[Stored items from a collection]
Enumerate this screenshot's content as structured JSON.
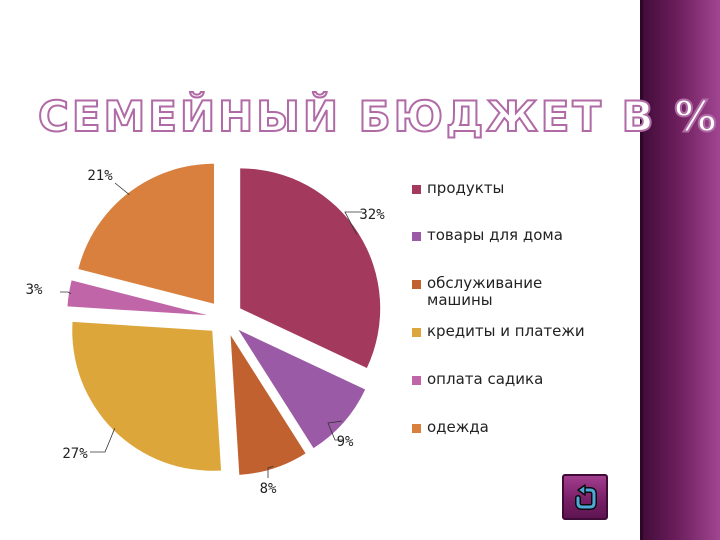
{
  "title": "СЕМЕЙНЫЙ БЮДЖЕТ В %.",
  "colors": {
    "accent": "#6a1d5a",
    "slices": [
      "#a33a5e",
      "#9b5aa6",
      "#c0612f",
      "#dca63a",
      "#c066a8",
      "#d9803e"
    ]
  },
  "chart_data": {
    "type": "pie",
    "exploded": true,
    "categories": [
      "продукты",
      "товары для дома",
      "обслуживание машины",
      "кредиты и платежи",
      "оплата садика",
      "одежда"
    ],
    "values": [
      32,
      9,
      8,
      27,
      3,
      21
    ],
    "value_labels": [
      "32%",
      "9%",
      "8%",
      "27%",
      "3%",
      "21%"
    ],
    "legend_placement": "right"
  },
  "navigation": {
    "icon": "return-arrow-icon"
  }
}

*INSTRUCTIONS TO FOLLOW*
Quote all the records verbatim, dropping any pictures from your copy.

*WORKED ANSWER*
Enumerate this screenshot's content as structured JSON.
{
  "title": "СЕМЕЙНЫЙ БЮДЖЕТ В %.",
  "colors": {
    "accent": "#6a1d5a",
    "slices": [
      "#a33a5e",
      "#9b5aa6",
      "#c0612f",
      "#dca63a",
      "#c066a8",
      "#d9803e"
    ]
  },
  "chart_data": {
    "type": "pie",
    "exploded": true,
    "categories": [
      "продукты",
      "товары для дома",
      "обслуживание машины",
      "кредиты и платежи",
      "оплата садика",
      "одежда"
    ],
    "values": [
      32,
      9,
      8,
      27,
      3,
      21
    ],
    "value_labels": [
      "32%",
      "9%",
      "8%",
      "27%",
      "3%",
      "21%"
    ],
    "legend_placement": "right"
  },
  "navigation": {
    "icon": "return-arrow-icon"
  }
}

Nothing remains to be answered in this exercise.